> TASK TO CARRY OUT
Scan the material that follows. Copy every line containing the word "ylabel".

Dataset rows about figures
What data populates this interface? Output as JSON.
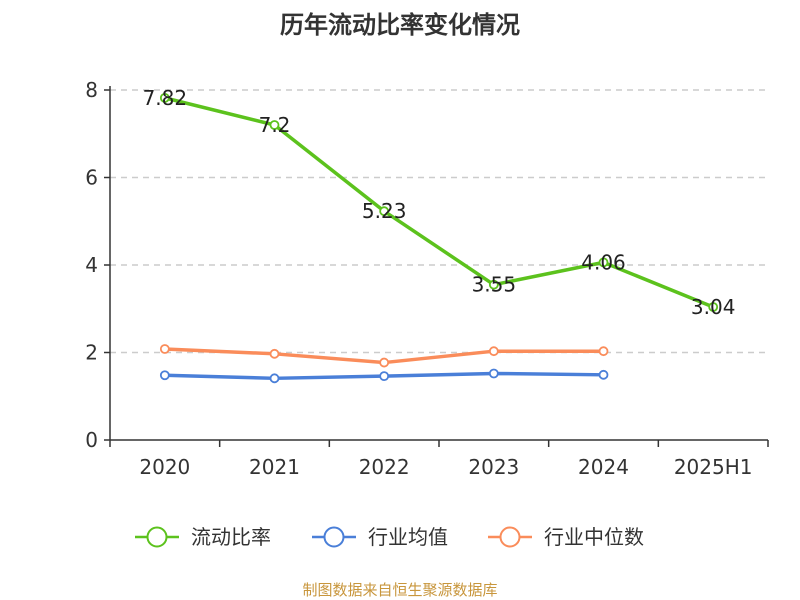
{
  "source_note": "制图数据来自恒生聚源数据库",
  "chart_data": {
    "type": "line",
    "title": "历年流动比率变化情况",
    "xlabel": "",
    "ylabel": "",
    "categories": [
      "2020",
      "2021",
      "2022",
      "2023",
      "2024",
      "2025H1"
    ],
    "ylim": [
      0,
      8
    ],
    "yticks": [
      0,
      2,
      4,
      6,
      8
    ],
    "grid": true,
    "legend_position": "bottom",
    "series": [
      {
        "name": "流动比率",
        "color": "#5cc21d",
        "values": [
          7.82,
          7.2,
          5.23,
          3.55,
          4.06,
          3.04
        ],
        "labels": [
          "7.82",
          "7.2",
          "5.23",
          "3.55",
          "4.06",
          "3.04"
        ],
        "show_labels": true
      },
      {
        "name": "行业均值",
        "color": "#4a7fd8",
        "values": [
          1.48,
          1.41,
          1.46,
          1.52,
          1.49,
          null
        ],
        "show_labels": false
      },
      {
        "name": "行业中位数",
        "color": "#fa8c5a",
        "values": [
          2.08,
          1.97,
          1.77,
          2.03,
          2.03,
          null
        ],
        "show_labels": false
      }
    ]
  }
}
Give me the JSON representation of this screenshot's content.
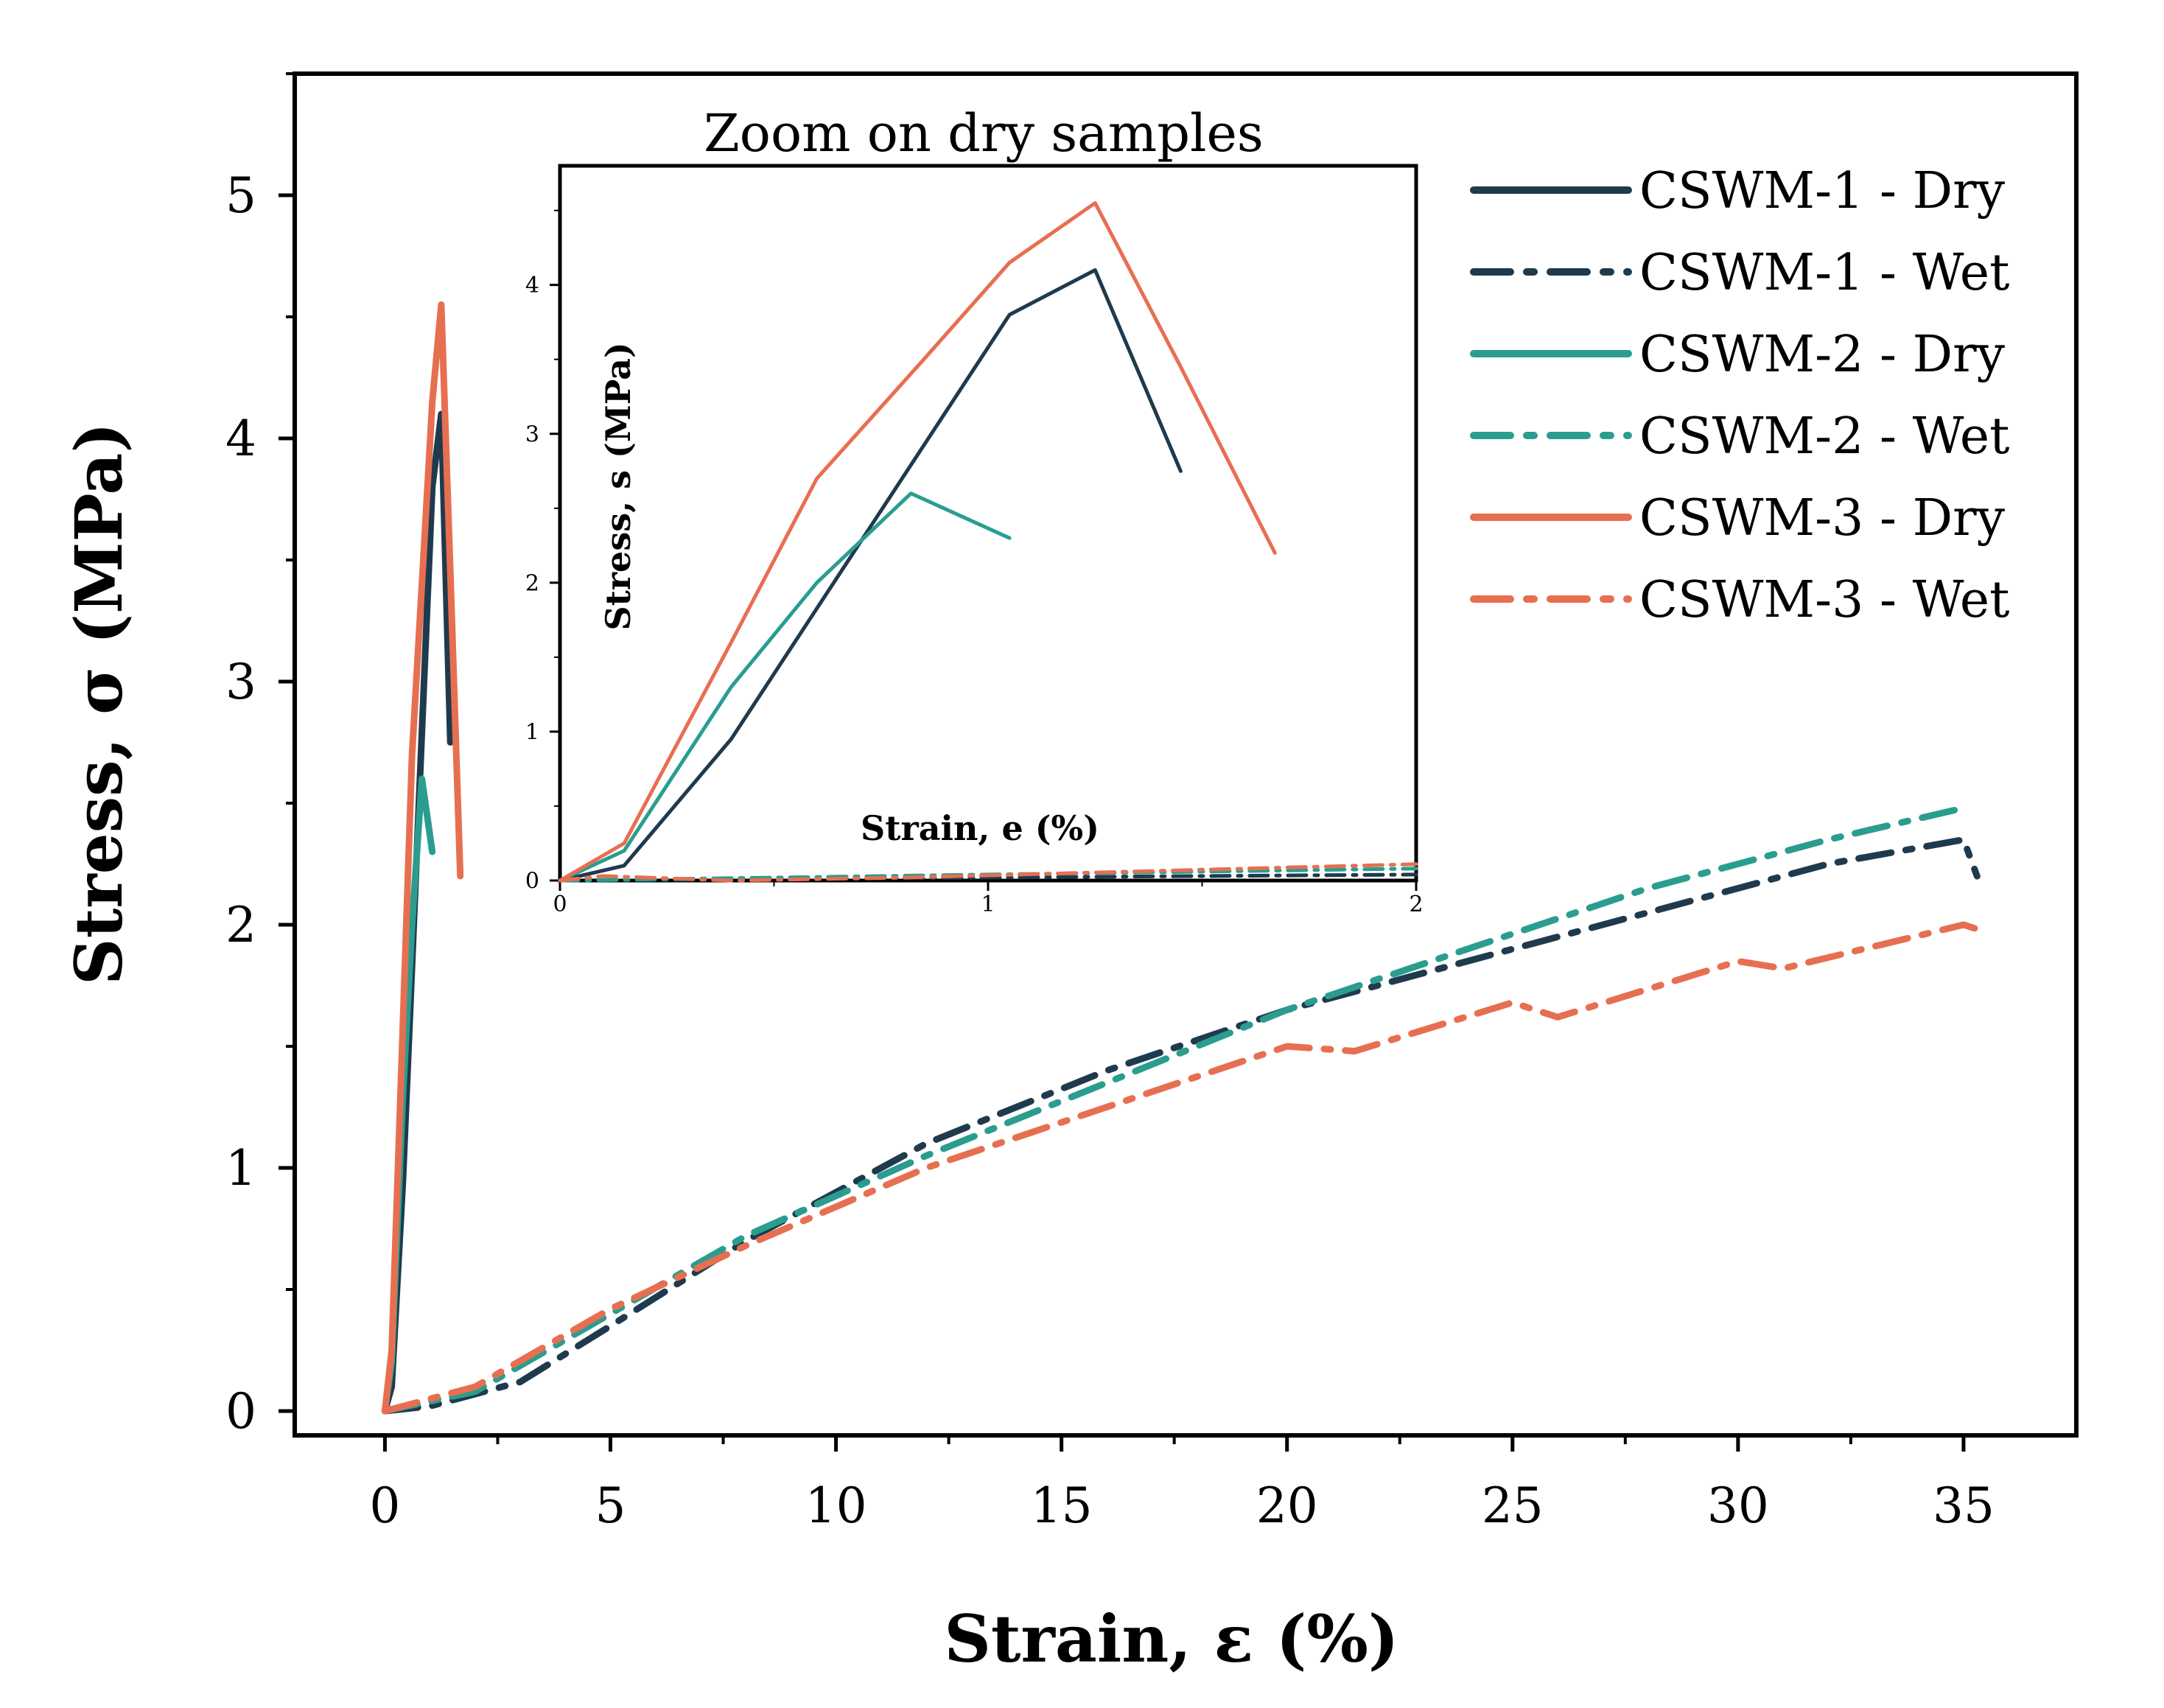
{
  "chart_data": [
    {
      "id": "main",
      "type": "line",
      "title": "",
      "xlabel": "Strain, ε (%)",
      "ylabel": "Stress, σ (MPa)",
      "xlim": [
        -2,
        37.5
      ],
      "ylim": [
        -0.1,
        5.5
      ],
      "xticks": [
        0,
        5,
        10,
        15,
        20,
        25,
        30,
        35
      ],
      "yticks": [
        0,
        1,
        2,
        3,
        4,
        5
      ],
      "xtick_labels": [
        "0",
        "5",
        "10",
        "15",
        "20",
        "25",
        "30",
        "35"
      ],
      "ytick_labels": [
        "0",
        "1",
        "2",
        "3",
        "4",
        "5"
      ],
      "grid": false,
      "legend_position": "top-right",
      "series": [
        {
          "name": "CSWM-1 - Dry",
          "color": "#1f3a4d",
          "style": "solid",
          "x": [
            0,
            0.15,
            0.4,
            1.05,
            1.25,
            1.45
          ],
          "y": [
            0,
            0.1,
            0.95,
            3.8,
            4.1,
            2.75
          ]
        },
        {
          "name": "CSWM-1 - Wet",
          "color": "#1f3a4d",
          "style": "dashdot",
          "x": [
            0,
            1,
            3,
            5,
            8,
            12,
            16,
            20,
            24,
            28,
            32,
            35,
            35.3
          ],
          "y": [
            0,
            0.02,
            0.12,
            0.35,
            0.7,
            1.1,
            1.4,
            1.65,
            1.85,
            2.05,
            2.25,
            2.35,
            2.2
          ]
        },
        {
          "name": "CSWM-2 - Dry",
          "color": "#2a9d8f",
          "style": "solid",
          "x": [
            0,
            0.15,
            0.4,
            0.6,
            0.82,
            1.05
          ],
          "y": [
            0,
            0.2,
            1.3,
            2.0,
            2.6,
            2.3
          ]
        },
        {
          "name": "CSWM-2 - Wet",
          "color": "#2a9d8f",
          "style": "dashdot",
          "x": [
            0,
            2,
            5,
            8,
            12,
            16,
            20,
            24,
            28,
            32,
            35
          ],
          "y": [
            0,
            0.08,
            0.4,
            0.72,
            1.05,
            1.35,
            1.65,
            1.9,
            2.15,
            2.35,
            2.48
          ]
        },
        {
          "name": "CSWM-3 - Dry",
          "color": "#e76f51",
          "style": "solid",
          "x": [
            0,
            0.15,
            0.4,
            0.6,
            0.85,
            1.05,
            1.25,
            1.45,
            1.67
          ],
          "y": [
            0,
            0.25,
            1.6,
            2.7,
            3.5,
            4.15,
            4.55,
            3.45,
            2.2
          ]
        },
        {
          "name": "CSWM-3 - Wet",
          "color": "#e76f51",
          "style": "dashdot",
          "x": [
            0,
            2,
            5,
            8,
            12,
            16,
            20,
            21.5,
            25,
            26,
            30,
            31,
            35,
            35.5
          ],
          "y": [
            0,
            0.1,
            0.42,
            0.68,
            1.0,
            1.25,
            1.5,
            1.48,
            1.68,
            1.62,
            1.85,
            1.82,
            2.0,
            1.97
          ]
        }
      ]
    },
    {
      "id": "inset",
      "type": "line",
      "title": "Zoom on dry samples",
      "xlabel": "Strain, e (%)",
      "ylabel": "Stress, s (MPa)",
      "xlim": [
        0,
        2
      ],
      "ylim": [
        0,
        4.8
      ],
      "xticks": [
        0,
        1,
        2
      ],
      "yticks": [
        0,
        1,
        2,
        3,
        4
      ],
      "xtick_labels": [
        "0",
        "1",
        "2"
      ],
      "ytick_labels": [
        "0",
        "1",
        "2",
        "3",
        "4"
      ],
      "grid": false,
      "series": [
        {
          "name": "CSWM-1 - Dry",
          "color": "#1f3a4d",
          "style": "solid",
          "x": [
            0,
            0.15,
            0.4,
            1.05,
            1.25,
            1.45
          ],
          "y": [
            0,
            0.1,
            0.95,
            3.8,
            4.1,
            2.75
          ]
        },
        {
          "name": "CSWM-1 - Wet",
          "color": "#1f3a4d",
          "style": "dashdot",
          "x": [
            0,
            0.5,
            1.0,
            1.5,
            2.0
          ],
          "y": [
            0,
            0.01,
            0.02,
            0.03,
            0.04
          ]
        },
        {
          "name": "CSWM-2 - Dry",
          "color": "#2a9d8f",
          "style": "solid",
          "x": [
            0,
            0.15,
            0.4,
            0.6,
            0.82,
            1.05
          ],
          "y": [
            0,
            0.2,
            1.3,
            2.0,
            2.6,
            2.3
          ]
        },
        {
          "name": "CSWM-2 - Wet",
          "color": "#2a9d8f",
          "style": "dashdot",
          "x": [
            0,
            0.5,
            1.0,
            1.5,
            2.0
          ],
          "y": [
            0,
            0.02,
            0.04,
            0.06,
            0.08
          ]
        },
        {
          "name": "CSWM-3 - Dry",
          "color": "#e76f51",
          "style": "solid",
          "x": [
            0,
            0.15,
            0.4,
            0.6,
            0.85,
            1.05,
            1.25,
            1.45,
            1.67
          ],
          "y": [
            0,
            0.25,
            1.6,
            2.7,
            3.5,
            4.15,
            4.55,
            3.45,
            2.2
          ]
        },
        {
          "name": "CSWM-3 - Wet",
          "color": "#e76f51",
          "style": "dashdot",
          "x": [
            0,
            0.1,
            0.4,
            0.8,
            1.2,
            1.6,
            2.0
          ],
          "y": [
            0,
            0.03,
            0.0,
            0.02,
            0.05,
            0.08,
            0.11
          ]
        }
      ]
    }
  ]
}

> ANSWER TO THIS TASK
    "ylabel": "",
      "ylabel": "Stress, σ (MPa)",
      "ylabel": "Stress, s (MPa)",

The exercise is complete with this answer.